-- Stated problem --
Output the data below in full, byte for byte. Nothing may differ.

-- Available records --
***
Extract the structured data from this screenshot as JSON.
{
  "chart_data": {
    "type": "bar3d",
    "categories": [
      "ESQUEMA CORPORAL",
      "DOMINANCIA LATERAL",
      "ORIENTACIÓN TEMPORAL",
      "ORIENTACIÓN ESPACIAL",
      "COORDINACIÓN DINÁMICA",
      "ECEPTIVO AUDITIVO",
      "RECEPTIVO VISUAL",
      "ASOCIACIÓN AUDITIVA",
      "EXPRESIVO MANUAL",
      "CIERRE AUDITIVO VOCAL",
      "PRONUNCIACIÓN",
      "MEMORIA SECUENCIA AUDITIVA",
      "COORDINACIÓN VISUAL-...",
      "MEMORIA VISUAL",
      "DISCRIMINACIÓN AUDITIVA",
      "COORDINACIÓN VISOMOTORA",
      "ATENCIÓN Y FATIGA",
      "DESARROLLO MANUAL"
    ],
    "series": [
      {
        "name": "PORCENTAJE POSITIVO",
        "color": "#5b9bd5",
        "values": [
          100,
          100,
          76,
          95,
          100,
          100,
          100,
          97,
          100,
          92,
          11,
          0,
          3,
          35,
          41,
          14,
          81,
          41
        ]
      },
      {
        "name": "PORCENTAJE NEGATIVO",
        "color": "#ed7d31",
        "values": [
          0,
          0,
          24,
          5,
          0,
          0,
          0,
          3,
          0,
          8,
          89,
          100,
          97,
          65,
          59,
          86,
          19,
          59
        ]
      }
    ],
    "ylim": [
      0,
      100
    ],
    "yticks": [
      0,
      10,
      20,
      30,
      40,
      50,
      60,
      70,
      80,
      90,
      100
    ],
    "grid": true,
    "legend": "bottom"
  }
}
***
-- Worked answer --
Extract the structured data from this screenshot as JSON.
{
  "chart_data": {
    "type": "bar3d",
    "categories": [
      "ESQUEMA CORPORAL",
      "DOMINANCIA LATERAL",
      "ORIENTACIÓN TEMPORAL",
      "ORIENTACIÓN ESPACIAL",
      "COORDINACIÓN DINÁMICA",
      "ECEPTIVO AUDITIVO",
      "RECEPTIVO VISUAL",
      "ASOCIACIÓN AUDITIVA",
      "EXPRESIVO MANUAL",
      "CIERRE AUDITIVO VOCAL",
      "PRONUNCIACIÓN",
      "MEMORIA SECUENCIA AUDITIVA",
      "COORDINACIÓN VISUAL-...",
      "MEMORIA VISUAL",
      "DISCRIMINACIÓN AUDITIVA",
      "COORDINACIÓN VISOMOTORA",
      "ATENCIÓN Y FATIGA",
      "DESARROLLO MANUAL"
    ],
    "series": [
      {
        "name": "PORCENTAJE POSITIVO",
        "color": "#5b9bd5",
        "values": [
          100,
          100,
          76,
          95,
          100,
          100,
          100,
          97,
          100,
          92,
          11,
          0,
          3,
          35,
          41,
          14,
          81,
          41
        ]
      },
      {
        "name": "PORCENTAJE NEGATIVO",
        "color": "#ed7d31",
        "values": [
          0,
          0,
          24,
          5,
          0,
          0,
          0,
          3,
          0,
          8,
          89,
          100,
          97,
          65,
          59,
          86,
          19,
          59
        ]
      }
    ],
    "ylim": [
      0,
      100
    ],
    "yticks": [
      0,
      10,
      20,
      30,
      40,
      50,
      60,
      70,
      80,
      90,
      100
    ],
    "grid": true,
    "legend": "bottom"
  }
}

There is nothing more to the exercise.